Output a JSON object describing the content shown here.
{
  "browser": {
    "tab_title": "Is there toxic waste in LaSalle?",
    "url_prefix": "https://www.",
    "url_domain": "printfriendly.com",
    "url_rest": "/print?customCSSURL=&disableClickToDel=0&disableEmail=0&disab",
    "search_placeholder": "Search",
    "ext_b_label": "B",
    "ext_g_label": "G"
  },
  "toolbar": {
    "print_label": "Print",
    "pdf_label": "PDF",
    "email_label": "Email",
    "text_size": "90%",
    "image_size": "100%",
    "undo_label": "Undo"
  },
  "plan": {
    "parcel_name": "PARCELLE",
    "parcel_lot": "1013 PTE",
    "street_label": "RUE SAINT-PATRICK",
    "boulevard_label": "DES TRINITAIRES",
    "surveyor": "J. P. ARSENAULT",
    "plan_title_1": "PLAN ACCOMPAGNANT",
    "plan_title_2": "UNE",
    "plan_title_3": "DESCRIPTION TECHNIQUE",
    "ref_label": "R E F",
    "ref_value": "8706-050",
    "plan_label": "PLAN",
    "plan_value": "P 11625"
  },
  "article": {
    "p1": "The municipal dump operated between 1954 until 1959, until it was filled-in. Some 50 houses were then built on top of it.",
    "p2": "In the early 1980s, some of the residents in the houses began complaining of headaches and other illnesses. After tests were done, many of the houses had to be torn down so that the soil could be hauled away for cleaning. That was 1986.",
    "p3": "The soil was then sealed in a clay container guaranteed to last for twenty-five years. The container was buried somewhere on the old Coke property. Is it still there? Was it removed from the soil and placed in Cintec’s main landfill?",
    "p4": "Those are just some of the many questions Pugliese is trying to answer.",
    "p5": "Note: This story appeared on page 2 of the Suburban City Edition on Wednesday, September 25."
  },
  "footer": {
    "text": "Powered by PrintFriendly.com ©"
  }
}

■ ■ ■ ■ ■

> **Written exercise**: Quote the data above in full, changing nothing.

> **Exercise solution**:
Output a JSON object describing the content shown here.
{
  "browser": {
    "tab_title": "Is there toxic waste in LaSalle?",
    "url_prefix": "https://www.",
    "url_domain": "printfriendly.com",
    "url_rest": "/print?customCSSURL=&disableClickToDel=0&disableEmail=0&disab",
    "search_placeholder": "Search",
    "ext_b_label": "B",
    "ext_g_label": "G"
  },
  "toolbar": {
    "print_label": "Print",
    "pdf_label": "PDF",
    "email_label": "Email",
    "text_size": "90%",
    "image_size": "100%",
    "undo_label": "Undo"
  },
  "plan": {
    "parcel_name": "PARCELLE",
    "parcel_lot": "1013 PTE",
    "street_label": "RUE SAINT-PATRICK",
    "boulevard_label": "DES TRINITAIRES",
    "surveyor": "J. P. ARSENAULT",
    "plan_title_1": "PLAN ACCOMPAGNANT",
    "plan_title_2": "UNE",
    "plan_title_3": "DESCRIPTION TECHNIQUE",
    "ref_label": "R E F",
    "ref_value": "8706-050",
    "plan_label": "PLAN",
    "plan_value": "P 11625"
  },
  "article": {
    "p1": "The municipal dump operated between 1954 until 1959, until it was filled-in. Some 50 houses were then built on top of it.",
    "p2": "In the early 1980s, some of the residents in the houses began complaining of headaches and other illnesses. After tests were done, many of the houses had to be torn down so that the soil could be hauled away for cleaning. That was 1986.",
    "p3": "The soil was then sealed in a clay container guaranteed to last for twenty-five years. The container was buried somewhere on the old Coke property. Is it still there? Was it removed from the soil and placed in Cintec’s main landfill?",
    "p4": "Those are just some of the many questions Pugliese is trying to answer.",
    "p5": "Note: This story appeared on page 2 of the Suburban City Edition on Wednesday, September 25."
  },
  "footer": {
    "text": "Powered by PrintFriendly.com ©"
  }
}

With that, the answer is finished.